start

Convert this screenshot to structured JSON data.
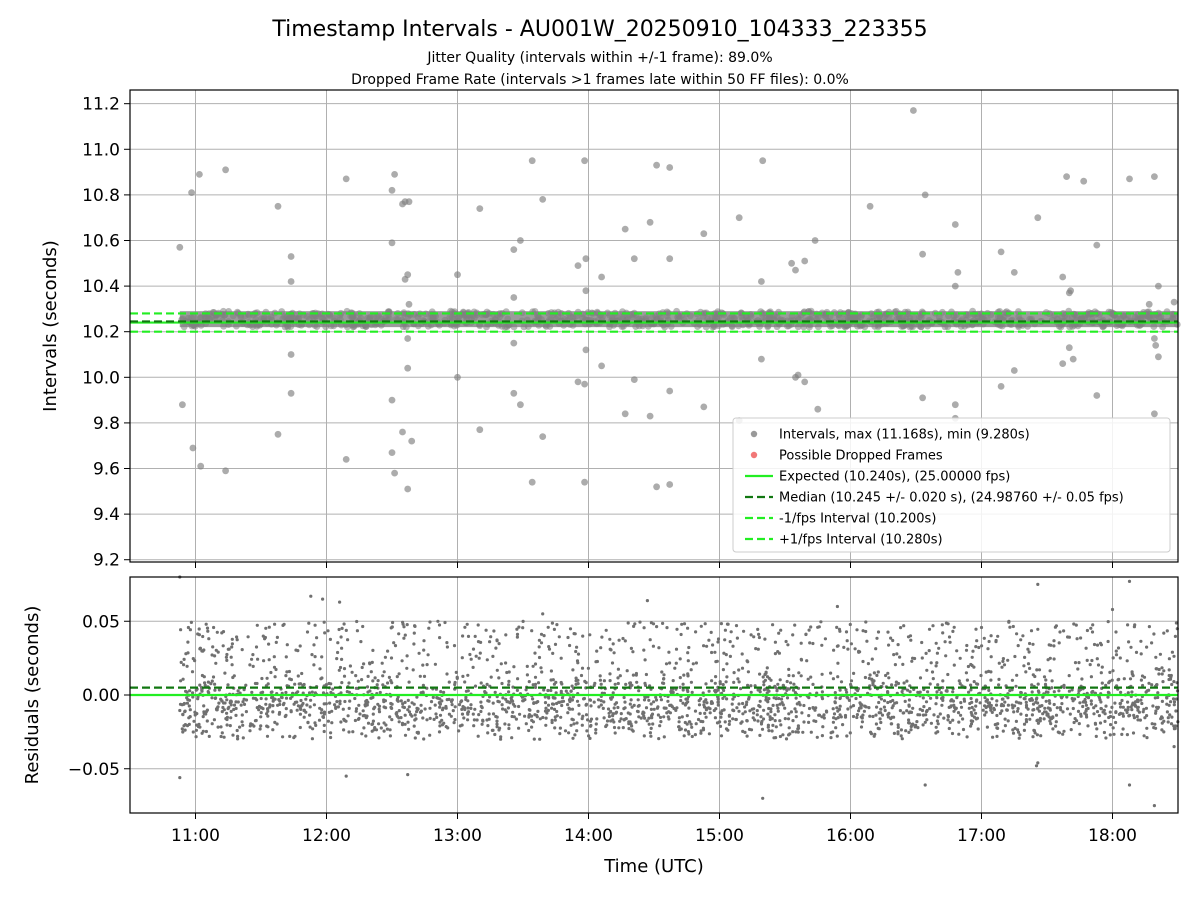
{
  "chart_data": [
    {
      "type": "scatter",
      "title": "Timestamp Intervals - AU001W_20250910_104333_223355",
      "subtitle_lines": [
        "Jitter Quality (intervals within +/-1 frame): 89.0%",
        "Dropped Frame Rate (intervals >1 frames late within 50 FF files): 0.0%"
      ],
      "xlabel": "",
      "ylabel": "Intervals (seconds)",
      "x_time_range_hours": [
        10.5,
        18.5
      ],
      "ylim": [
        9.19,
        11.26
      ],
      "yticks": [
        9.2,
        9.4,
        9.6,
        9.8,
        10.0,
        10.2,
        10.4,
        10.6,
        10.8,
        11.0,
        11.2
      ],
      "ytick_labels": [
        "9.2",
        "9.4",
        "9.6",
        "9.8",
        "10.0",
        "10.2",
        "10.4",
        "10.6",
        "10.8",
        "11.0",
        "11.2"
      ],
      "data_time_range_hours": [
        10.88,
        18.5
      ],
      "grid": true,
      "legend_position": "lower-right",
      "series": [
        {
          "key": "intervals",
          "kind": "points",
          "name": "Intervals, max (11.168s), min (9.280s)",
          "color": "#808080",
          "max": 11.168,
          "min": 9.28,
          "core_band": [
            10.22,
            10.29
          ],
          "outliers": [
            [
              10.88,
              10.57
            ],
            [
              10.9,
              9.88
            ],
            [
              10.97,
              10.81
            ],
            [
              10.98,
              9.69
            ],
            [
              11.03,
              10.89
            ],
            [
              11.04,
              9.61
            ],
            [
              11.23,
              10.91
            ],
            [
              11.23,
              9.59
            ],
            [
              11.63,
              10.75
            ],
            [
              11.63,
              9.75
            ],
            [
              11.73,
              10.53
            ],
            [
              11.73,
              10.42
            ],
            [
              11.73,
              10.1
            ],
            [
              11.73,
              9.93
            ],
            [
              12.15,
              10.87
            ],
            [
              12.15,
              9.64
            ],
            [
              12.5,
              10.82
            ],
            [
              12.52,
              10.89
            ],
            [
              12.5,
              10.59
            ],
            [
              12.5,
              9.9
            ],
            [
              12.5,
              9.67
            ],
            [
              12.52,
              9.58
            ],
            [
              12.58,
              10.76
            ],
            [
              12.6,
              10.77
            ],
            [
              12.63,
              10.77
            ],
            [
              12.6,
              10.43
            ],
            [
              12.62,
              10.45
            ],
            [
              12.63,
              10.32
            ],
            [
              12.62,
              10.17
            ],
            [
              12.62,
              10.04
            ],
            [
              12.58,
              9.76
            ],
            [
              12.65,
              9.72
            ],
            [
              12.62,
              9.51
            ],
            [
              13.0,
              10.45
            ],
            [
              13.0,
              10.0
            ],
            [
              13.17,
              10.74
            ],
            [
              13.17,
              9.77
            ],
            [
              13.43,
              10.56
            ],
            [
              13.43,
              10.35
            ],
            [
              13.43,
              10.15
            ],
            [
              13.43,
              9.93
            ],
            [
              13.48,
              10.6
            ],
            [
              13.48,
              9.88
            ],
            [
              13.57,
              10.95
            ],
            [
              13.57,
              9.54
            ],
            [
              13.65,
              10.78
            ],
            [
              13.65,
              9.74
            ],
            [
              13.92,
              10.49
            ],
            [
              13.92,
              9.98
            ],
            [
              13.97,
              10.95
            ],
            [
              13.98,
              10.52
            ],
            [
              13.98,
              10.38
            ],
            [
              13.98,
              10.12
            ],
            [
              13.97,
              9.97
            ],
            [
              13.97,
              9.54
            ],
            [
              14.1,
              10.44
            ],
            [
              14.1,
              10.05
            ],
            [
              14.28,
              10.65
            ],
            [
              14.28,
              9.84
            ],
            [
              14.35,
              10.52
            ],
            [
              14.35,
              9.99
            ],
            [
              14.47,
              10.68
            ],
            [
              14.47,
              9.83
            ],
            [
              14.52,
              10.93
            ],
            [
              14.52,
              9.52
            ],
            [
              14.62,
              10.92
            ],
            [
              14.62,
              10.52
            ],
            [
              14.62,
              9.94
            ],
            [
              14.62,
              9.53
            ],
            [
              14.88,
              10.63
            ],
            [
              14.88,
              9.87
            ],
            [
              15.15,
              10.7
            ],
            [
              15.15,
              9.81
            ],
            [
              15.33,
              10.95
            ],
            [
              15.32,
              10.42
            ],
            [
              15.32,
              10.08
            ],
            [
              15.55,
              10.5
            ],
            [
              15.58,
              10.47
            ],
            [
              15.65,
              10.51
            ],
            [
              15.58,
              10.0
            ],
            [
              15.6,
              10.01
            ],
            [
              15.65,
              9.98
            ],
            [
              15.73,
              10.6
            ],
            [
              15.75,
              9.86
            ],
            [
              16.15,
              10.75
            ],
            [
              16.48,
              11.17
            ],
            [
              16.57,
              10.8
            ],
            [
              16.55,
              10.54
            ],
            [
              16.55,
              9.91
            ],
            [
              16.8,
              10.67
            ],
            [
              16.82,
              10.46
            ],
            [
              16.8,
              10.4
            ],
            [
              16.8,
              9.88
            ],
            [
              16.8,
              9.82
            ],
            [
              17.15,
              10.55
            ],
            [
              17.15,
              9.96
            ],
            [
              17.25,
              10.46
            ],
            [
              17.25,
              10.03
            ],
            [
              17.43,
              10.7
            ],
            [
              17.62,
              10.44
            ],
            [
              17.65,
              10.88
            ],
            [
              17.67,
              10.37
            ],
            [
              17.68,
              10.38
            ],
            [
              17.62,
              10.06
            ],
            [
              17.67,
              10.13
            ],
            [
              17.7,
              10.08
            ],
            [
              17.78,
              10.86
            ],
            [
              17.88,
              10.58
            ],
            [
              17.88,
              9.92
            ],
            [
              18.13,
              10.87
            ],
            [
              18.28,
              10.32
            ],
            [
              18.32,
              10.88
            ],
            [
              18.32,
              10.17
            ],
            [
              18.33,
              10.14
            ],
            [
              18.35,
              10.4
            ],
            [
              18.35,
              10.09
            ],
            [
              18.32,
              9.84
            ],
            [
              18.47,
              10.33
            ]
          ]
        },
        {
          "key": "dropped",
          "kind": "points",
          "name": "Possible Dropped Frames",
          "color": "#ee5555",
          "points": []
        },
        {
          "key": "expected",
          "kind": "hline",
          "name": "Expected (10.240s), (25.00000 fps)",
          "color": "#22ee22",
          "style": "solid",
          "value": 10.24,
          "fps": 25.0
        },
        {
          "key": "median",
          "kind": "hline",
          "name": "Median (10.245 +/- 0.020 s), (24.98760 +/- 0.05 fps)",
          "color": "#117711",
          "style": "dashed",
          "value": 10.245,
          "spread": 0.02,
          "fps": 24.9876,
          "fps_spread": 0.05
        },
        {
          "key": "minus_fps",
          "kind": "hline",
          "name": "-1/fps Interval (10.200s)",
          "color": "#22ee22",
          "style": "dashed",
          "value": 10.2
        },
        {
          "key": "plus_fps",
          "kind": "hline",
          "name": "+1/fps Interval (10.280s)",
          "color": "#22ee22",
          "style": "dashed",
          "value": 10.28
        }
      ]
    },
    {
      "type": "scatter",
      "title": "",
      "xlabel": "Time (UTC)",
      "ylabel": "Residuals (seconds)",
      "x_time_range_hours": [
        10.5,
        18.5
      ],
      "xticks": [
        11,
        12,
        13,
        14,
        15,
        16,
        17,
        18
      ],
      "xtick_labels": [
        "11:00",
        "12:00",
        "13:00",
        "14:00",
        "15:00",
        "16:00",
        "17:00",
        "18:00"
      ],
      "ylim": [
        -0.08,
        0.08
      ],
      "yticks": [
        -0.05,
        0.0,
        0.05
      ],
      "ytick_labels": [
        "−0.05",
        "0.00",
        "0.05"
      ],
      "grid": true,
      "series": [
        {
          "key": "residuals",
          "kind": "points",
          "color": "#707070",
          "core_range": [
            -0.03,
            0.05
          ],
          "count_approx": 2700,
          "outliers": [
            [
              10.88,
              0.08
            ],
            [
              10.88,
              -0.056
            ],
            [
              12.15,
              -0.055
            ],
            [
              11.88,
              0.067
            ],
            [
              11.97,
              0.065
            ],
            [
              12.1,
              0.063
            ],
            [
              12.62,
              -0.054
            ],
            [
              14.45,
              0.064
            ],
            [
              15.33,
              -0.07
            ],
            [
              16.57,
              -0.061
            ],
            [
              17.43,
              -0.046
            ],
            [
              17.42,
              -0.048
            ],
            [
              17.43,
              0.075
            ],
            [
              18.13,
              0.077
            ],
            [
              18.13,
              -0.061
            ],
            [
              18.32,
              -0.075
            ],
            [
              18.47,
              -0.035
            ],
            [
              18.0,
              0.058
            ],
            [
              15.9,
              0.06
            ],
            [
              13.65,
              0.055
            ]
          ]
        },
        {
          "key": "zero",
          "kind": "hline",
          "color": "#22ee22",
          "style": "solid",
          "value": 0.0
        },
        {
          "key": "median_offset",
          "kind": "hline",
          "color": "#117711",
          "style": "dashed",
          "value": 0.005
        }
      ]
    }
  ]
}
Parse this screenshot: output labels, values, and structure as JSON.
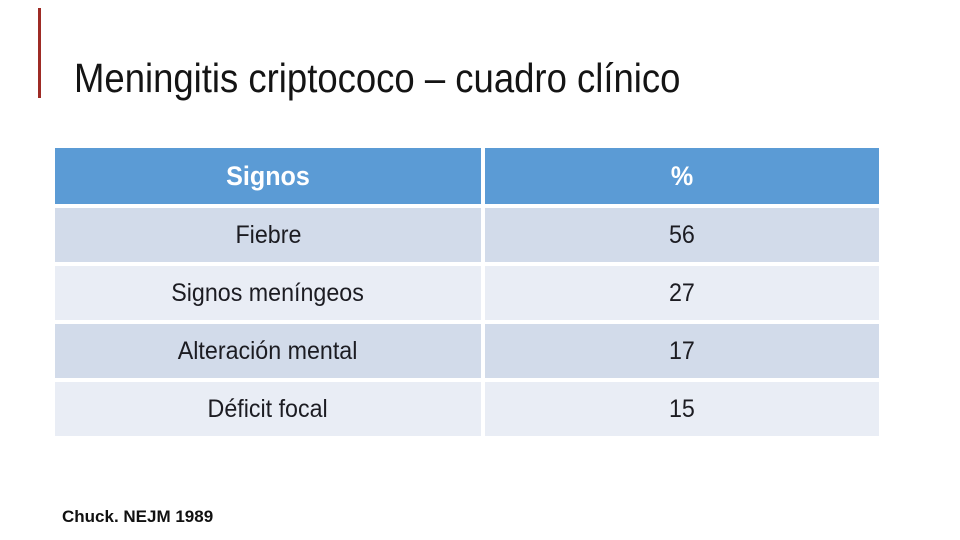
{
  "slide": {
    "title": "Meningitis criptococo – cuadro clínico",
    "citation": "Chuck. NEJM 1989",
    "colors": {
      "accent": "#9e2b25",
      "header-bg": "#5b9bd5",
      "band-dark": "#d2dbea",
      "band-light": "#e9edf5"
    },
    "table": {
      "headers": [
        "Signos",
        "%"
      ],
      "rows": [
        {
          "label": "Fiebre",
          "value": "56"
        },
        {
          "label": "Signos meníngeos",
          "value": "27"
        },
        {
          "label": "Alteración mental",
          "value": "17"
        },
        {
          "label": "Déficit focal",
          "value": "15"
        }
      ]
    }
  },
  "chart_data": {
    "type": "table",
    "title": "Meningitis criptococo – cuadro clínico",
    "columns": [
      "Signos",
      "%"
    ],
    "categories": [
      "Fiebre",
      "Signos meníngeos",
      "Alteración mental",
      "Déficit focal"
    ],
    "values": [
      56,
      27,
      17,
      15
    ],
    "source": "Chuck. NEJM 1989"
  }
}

end

What to do »
Write the lines from the line containing "Parse this screenshot: output" through the last line of the data out again exactly, and only those lines; pictures stay out.

Answer to the task »
Parse this screenshot: output labels, values, and structure as JSON.
{
  "slide": {
    "title": "Meningitis criptococo – cuadro clínico",
    "citation": "Chuck. NEJM 1989",
    "colors": {
      "accent": "#9e2b25",
      "header-bg": "#5b9bd5",
      "band-dark": "#d2dbea",
      "band-light": "#e9edf5"
    },
    "table": {
      "headers": [
        "Signos",
        "%"
      ],
      "rows": [
        {
          "label": "Fiebre",
          "value": "56"
        },
        {
          "label": "Signos meníngeos",
          "value": "27"
        },
        {
          "label": "Alteración mental",
          "value": "17"
        },
        {
          "label": "Déficit focal",
          "value": "15"
        }
      ]
    }
  },
  "chart_data": {
    "type": "table",
    "title": "Meningitis criptococo – cuadro clínico",
    "columns": [
      "Signos",
      "%"
    ],
    "categories": [
      "Fiebre",
      "Signos meníngeos",
      "Alteración mental",
      "Déficit focal"
    ],
    "values": [
      56,
      27,
      17,
      15
    ],
    "source": "Chuck. NEJM 1989"
  }
}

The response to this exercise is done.